[Entries with figure data]
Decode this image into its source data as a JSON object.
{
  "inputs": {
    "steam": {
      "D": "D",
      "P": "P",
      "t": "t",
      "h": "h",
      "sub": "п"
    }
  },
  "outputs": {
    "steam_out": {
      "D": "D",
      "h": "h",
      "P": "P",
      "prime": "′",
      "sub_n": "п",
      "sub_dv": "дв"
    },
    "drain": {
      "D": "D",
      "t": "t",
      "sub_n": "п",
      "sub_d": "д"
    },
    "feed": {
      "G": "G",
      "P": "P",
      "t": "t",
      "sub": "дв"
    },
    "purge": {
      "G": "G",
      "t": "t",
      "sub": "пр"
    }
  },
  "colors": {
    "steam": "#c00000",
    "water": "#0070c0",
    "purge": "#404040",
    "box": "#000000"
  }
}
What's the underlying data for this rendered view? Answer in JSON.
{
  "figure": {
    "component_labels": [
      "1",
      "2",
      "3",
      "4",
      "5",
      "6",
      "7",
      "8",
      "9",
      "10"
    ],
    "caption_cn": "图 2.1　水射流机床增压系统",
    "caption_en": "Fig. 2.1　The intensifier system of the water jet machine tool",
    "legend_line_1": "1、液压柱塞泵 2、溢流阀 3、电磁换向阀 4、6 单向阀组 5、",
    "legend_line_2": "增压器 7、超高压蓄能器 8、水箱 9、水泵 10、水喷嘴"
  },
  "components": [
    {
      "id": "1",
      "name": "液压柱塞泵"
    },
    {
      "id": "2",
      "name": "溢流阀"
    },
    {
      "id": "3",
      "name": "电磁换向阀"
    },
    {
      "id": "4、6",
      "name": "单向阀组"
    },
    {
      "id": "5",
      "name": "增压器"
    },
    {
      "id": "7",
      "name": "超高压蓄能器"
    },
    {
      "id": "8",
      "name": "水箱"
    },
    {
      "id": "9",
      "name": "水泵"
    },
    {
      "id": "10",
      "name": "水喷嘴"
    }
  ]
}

(WHAT THIS TASK INVOLVES):
What is the number of lines in these records that contain "name"? Reply with the number only.

(ANSWER IN FULL):
9